Aim: Count each line in which the word "this" appears. Reply with the total and nothing more.

Data extract:
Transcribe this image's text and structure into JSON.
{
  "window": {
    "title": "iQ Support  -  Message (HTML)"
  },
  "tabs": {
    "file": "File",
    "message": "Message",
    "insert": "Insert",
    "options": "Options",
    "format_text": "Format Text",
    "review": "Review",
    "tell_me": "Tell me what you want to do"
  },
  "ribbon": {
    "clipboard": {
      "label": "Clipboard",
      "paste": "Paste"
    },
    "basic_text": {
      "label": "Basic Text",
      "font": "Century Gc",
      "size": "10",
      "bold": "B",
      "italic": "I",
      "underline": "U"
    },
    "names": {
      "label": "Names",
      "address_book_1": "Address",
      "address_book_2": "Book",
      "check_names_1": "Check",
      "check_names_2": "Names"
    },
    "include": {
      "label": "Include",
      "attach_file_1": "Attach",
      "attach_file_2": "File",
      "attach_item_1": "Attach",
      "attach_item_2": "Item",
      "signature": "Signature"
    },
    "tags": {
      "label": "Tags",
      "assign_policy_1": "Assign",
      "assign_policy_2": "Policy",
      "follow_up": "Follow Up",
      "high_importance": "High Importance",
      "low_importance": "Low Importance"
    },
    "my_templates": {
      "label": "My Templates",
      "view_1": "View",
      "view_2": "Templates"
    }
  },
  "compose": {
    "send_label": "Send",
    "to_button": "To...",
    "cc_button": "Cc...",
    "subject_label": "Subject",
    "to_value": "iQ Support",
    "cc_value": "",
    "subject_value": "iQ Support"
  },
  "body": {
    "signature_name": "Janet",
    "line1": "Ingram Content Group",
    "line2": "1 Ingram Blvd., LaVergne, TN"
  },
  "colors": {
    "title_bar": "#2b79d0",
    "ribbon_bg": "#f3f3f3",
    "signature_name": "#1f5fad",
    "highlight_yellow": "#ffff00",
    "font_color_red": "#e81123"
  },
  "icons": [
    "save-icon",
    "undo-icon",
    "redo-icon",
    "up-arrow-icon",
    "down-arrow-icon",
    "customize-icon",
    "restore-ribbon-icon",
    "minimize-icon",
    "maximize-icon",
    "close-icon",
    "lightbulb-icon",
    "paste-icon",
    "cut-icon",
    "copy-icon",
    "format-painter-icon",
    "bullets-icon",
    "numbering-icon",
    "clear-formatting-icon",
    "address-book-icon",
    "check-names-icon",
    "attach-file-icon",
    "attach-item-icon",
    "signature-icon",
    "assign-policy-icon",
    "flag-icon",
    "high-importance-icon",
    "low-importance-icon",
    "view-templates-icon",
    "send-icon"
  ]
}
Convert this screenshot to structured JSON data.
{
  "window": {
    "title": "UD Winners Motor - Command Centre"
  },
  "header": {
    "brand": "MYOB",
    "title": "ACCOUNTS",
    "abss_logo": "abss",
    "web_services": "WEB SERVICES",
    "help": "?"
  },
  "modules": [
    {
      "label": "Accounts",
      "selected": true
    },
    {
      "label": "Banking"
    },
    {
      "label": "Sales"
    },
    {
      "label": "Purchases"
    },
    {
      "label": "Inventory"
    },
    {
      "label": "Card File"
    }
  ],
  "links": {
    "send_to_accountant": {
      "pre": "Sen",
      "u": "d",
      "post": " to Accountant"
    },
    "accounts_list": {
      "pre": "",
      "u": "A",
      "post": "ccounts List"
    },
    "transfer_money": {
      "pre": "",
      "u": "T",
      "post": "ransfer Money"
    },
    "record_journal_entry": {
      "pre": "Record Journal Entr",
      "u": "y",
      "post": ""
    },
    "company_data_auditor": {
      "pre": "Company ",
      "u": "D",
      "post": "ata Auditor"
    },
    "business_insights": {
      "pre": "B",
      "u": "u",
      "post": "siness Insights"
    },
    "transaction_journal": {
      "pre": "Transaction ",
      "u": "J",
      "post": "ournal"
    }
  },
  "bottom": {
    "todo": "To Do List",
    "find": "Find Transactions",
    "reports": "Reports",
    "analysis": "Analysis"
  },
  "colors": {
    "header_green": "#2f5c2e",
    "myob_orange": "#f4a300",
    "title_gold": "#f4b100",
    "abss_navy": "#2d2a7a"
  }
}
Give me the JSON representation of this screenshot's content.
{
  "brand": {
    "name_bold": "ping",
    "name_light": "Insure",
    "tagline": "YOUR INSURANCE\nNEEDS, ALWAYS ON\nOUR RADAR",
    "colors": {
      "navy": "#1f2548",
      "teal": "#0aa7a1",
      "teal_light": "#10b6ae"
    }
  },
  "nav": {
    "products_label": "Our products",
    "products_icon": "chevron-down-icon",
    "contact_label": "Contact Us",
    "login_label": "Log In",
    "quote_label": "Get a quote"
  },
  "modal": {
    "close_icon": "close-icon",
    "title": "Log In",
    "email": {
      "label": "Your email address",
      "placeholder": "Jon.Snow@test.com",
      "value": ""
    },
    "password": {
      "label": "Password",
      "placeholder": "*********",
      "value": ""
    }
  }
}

Response to the exercise: 3